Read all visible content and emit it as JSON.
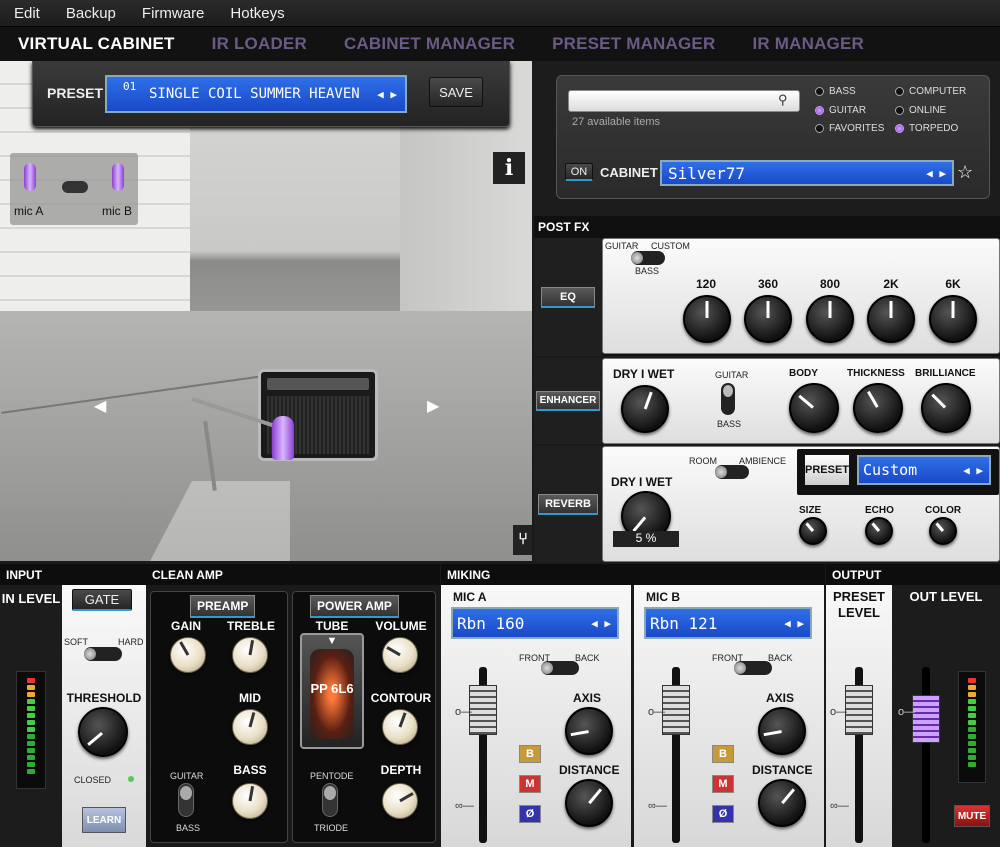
{
  "menu": [
    "Edit",
    "Backup",
    "Firmware",
    "Hotkeys"
  ],
  "tabs": [
    {
      "label": "VIRTUAL CABINET",
      "active": true
    },
    {
      "label": "IR LOADER",
      "active": false
    },
    {
      "label": "CABINET MANAGER",
      "active": false
    },
    {
      "label": "PRESET MANAGER",
      "active": false
    },
    {
      "label": "IR MANAGER",
      "active": false
    }
  ],
  "preset": {
    "label": "PRESET",
    "number": "01",
    "name": "SINGLE COIL SUMMER HEAVEN",
    "save": "SAVE"
  },
  "mics": {
    "a": "mic A",
    "b": "mic B"
  },
  "scene": {
    "info": "i"
  },
  "cabinet": {
    "search_value": "",
    "count": "27 available items",
    "filters": [
      {
        "label": "BASS",
        "on": false
      },
      {
        "label": "GUITAR",
        "on": true
      },
      {
        "label": "FAVORITES",
        "on": false
      },
      {
        "label": "COMPUTER",
        "on": false
      },
      {
        "label": "ONLINE",
        "on": false
      },
      {
        "label": "TORPEDO",
        "on": true
      }
    ],
    "on": "ON",
    "label": "CABINET",
    "value": "Silver77"
  },
  "postfx": {
    "title": "POST FX",
    "eq": {
      "button": "EQ",
      "mode_left": "GUITAR",
      "mode_right": "CUSTOM",
      "mode_bottom": "BASS",
      "bands": [
        "120",
        "360",
        "800",
        "2K",
        "6K"
      ]
    },
    "enhancer": {
      "button": "ENHANCER",
      "drywet": "DRY I WET",
      "guitar": "GUITAR",
      "bass": "BASS",
      "knobs": [
        "BODY",
        "THICKNESS",
        "BRILLIANCE"
      ]
    },
    "reverb": {
      "button": "REVERB",
      "drywet": "DRY I WET",
      "value": "5 %",
      "room": "ROOM",
      "ambience": "AMBIENCE",
      "preset_btn": "PRESET",
      "preset_value": "Custom",
      "knobs": [
        "SIZE",
        "ECHO",
        "COLOR"
      ]
    }
  },
  "input": {
    "title": "INPUT",
    "level": "IN LEVEL",
    "gate": "GATE",
    "soft": "SOFT",
    "hard": "HARD",
    "threshold": "THRESHOLD",
    "closed": "CLOSED",
    "learn": "LEARN"
  },
  "amp": {
    "title": "CLEAN AMP",
    "preamp": "PREAMP",
    "poweramp": "POWER AMP",
    "gain": "GAIN",
    "treble": "TREBLE",
    "mid": "MID",
    "bass": "BASS",
    "tube": "TUBE",
    "tube_value": "PP 6L6",
    "volume": "VOLUME",
    "contour": "CONTOUR",
    "depth": "DEPTH",
    "guitar": "GUITAR",
    "bass_sw": "BASS",
    "pentode": "PENTODE",
    "triode": "TRIODE"
  },
  "miking": {
    "title": "MIKING",
    "a": {
      "label": "MIC A",
      "value": "Rbn 160",
      "front": "FRONT",
      "back": "BACK",
      "axis": "AXIS",
      "distance": "DISTANCE"
    },
    "b": {
      "label": "MIC B",
      "value": "Rbn 121",
      "front": "FRONT",
      "back": "BACK",
      "axis": "AXIS",
      "distance": "DISTANCE"
    },
    "bm": [
      "B",
      "M",
      "Ø"
    ]
  },
  "output": {
    "title": "OUTPUT",
    "preset_level": "PRESET LEVEL",
    "out_level": "OUT LEVEL",
    "mute": "MUTE"
  },
  "colors": {
    "accent": "#2f6fe8",
    "purple": "#8a3fd1",
    "tab_inactive": "#6b5a86"
  }
}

▶ **Your objective**: Copy all the records above exactly, but leave out the pictures.

▶ **Written solution**:
Read all visible content and emit it as JSON.
{
  "menu": [
    "Edit",
    "Backup",
    "Firmware",
    "Hotkeys"
  ],
  "tabs": [
    {
      "label": "VIRTUAL CABINET",
      "active": true
    },
    {
      "label": "IR LOADER",
      "active": false
    },
    {
      "label": "CABINET MANAGER",
      "active": false
    },
    {
      "label": "PRESET MANAGER",
      "active": false
    },
    {
      "label": "IR MANAGER",
      "active": false
    }
  ],
  "preset": {
    "label": "PRESET",
    "number": "01",
    "name": "SINGLE COIL SUMMER HEAVEN",
    "save": "SAVE"
  },
  "mics": {
    "a": "mic A",
    "b": "mic B"
  },
  "scene": {
    "info": "i"
  },
  "cabinet": {
    "search_value": "",
    "count": "27 available items",
    "filters": [
      {
        "label": "BASS",
        "on": false
      },
      {
        "label": "GUITAR",
        "on": true
      },
      {
        "label": "FAVORITES",
        "on": false
      },
      {
        "label": "COMPUTER",
        "on": false
      },
      {
        "label": "ONLINE",
        "on": false
      },
      {
        "label": "TORPEDO",
        "on": true
      }
    ],
    "on": "ON",
    "label": "CABINET",
    "value": "Silver77"
  },
  "postfx": {
    "title": "POST FX",
    "eq": {
      "button": "EQ",
      "mode_left": "GUITAR",
      "mode_right": "CUSTOM",
      "mode_bottom": "BASS",
      "bands": [
        "120",
        "360",
        "800",
        "2K",
        "6K"
      ]
    },
    "enhancer": {
      "button": "ENHANCER",
      "drywet": "DRY I WET",
      "guitar": "GUITAR",
      "bass": "BASS",
      "knobs": [
        "BODY",
        "THICKNESS",
        "BRILLIANCE"
      ]
    },
    "reverb": {
      "button": "REVERB",
      "drywet": "DRY I WET",
      "value": "5 %",
      "room": "ROOM",
      "ambience": "AMBIENCE",
      "preset_btn": "PRESET",
      "preset_value": "Custom",
      "knobs": [
        "SIZE",
        "ECHO",
        "COLOR"
      ]
    }
  },
  "input": {
    "title": "INPUT",
    "level": "IN LEVEL",
    "gate": "GATE",
    "soft": "SOFT",
    "hard": "HARD",
    "threshold": "THRESHOLD",
    "closed": "CLOSED",
    "learn": "LEARN"
  },
  "amp": {
    "title": "CLEAN AMP",
    "preamp": "PREAMP",
    "poweramp": "POWER AMP",
    "gain": "GAIN",
    "treble": "TREBLE",
    "mid": "MID",
    "bass": "BASS",
    "tube": "TUBE",
    "tube_value": "PP 6L6",
    "volume": "VOLUME",
    "contour": "CONTOUR",
    "depth": "DEPTH",
    "guitar": "GUITAR",
    "bass_sw": "BASS",
    "pentode": "PENTODE",
    "triode": "TRIODE"
  },
  "miking": {
    "title": "MIKING",
    "a": {
      "label": "MIC A",
      "value": "Rbn 160",
      "front": "FRONT",
      "back": "BACK",
      "axis": "AXIS",
      "distance": "DISTANCE"
    },
    "b": {
      "label": "MIC B",
      "value": "Rbn 121",
      "front": "FRONT",
      "back": "BACK",
      "axis": "AXIS",
      "distance": "DISTANCE"
    },
    "bm": [
      "B",
      "M",
      "Ø"
    ]
  },
  "output": {
    "title": "OUTPUT",
    "preset_level": "PRESET LEVEL",
    "out_level": "OUT LEVEL",
    "mute": "MUTE"
  },
  "colors": {
    "accent": "#2f6fe8",
    "purple": "#8a3fd1",
    "tab_inactive": "#6b5a86"
  }
}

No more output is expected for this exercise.